Dataset listings of figures:

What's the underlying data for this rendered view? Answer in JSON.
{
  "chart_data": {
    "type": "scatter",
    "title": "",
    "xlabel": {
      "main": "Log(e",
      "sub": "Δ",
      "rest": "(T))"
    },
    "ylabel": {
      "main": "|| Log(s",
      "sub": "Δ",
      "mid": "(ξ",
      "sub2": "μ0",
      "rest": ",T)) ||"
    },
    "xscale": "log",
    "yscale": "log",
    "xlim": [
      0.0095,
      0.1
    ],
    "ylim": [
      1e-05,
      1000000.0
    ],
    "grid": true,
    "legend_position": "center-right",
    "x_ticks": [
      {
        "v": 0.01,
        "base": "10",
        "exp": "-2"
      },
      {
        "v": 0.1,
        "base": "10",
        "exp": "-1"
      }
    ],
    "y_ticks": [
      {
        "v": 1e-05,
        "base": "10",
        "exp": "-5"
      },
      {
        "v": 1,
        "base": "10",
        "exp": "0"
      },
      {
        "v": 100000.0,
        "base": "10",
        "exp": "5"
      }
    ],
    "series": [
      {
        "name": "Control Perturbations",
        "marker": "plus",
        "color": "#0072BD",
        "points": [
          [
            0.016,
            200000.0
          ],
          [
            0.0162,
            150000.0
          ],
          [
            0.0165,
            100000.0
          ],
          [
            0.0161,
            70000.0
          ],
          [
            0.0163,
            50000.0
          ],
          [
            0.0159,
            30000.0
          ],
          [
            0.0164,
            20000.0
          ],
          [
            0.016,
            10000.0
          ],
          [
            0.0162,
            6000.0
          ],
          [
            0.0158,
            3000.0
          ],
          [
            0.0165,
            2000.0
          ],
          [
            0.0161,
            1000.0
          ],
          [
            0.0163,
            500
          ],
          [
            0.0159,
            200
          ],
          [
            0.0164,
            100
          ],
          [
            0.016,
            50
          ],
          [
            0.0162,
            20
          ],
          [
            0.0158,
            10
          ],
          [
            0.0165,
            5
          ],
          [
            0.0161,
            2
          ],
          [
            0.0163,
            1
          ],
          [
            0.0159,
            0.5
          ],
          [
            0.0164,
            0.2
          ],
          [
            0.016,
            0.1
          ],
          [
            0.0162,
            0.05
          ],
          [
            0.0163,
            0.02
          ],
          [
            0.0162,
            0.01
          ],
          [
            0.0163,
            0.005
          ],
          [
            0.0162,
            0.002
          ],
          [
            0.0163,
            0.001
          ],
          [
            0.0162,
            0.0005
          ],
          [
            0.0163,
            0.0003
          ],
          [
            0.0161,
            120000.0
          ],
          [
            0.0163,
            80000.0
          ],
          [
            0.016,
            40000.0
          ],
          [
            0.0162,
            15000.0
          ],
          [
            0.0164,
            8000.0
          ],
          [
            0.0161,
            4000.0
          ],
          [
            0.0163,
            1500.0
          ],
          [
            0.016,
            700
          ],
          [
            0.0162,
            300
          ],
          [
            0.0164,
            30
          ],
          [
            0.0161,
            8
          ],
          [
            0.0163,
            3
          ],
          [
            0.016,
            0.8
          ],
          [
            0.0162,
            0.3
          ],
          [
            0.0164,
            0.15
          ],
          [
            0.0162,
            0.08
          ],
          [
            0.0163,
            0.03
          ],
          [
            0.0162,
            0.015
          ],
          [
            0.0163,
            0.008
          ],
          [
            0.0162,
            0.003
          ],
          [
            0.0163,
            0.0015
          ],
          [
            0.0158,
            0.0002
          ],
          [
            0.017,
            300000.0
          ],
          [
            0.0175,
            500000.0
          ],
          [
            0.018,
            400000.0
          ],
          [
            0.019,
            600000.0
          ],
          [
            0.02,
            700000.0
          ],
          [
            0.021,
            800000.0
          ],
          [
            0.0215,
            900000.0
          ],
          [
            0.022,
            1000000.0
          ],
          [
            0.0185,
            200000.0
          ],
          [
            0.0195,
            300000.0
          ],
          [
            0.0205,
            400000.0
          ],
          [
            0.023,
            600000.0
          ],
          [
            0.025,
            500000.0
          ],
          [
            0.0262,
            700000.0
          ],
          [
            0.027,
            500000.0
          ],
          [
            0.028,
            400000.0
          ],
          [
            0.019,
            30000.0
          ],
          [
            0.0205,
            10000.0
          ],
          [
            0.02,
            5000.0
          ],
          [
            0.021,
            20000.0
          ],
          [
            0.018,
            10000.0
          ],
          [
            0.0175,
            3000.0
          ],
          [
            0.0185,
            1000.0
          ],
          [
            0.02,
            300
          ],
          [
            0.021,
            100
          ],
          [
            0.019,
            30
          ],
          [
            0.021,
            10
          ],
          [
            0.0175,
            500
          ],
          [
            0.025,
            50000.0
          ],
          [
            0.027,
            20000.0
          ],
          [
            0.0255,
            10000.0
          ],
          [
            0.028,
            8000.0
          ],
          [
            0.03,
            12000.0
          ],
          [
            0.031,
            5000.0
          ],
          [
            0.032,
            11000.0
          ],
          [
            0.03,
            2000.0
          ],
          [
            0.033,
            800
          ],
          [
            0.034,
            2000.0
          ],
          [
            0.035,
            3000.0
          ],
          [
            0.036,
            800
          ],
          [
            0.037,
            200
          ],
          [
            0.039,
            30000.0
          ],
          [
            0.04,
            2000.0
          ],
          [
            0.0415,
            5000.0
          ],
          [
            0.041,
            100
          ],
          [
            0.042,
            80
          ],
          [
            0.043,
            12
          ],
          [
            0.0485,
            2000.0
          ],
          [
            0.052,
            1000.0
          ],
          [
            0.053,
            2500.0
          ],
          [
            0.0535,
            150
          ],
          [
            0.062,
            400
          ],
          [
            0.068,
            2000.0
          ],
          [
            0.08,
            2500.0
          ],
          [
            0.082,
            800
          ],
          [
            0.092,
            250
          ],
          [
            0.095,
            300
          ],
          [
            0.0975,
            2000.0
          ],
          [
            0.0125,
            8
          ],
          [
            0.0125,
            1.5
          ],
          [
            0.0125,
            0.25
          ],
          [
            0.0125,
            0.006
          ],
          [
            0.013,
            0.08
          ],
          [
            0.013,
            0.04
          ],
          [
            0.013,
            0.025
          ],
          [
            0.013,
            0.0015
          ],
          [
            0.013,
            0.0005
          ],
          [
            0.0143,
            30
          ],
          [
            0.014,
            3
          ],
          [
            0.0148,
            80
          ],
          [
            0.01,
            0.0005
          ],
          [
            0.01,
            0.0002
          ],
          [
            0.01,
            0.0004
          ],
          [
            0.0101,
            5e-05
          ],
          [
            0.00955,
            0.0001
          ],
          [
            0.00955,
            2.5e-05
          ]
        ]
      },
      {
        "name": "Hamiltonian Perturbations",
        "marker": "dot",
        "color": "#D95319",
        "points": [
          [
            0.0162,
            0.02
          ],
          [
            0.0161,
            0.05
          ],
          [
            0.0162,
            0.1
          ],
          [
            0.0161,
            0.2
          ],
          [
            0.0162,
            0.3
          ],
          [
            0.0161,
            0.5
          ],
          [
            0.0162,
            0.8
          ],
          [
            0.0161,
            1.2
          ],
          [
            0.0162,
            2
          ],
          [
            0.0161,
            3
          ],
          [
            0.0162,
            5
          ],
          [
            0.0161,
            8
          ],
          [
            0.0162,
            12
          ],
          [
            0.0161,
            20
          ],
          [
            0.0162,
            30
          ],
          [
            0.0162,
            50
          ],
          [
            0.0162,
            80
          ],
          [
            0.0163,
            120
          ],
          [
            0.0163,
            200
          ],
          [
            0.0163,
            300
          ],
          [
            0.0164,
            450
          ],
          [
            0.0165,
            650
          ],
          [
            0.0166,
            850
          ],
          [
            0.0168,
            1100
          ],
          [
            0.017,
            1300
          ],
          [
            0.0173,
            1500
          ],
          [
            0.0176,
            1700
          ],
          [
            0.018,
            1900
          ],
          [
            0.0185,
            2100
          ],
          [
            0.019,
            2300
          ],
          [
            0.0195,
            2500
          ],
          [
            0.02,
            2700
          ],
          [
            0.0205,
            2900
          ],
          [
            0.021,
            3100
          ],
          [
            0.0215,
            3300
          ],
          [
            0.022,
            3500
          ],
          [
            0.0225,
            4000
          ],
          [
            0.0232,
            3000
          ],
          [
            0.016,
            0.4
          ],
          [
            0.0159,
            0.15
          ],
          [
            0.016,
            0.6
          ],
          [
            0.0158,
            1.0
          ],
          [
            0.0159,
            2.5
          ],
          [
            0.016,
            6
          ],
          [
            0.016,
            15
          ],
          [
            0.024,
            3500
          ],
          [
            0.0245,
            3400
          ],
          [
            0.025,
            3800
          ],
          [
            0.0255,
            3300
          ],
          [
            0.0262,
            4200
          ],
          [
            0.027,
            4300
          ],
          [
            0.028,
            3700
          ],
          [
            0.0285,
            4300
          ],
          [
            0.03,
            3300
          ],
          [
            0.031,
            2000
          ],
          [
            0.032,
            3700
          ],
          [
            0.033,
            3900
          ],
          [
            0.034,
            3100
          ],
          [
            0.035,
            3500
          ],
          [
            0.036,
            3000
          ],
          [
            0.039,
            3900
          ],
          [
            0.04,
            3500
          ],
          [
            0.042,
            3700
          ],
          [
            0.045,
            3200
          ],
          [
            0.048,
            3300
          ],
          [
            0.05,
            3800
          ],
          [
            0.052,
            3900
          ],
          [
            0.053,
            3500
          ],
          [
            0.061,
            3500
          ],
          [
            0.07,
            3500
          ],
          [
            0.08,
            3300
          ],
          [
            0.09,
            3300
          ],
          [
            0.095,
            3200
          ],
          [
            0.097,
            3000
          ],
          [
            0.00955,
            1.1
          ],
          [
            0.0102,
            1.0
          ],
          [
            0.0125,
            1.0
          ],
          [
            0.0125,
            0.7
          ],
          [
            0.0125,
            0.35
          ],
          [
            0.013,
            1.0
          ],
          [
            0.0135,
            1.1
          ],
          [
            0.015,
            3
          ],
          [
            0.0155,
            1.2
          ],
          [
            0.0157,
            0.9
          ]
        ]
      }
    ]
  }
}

● WRITTEN REQUEST:
Report all lines of the data above that include the string "Perturbations".

● COMPLETE ANSWER:
        "name": "Control Perturbations",
        "name": "Hamiltonian Perturbations",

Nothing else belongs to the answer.